◆ **TO DO**:
Only a number is wanted: how many lines in the records below contain "Stories"?

..............................

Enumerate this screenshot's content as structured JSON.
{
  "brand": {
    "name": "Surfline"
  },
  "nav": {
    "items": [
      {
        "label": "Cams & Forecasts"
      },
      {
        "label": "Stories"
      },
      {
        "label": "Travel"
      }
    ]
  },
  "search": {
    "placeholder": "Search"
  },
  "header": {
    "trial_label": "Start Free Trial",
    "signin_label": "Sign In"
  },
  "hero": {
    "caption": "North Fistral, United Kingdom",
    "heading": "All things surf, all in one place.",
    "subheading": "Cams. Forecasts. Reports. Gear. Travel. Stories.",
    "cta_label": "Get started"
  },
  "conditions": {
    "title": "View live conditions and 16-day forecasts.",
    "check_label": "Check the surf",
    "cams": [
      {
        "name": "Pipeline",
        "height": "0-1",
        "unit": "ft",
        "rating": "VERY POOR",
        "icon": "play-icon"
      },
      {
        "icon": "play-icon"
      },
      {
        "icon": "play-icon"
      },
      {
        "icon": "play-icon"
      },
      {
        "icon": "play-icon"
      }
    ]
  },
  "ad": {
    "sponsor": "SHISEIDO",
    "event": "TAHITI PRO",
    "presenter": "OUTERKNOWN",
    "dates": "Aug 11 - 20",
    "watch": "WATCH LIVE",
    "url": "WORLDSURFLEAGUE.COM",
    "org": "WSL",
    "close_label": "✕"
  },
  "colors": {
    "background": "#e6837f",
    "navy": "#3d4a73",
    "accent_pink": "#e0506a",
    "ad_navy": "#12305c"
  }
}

..............................

◆ **EXPECTED ANSWER**:
2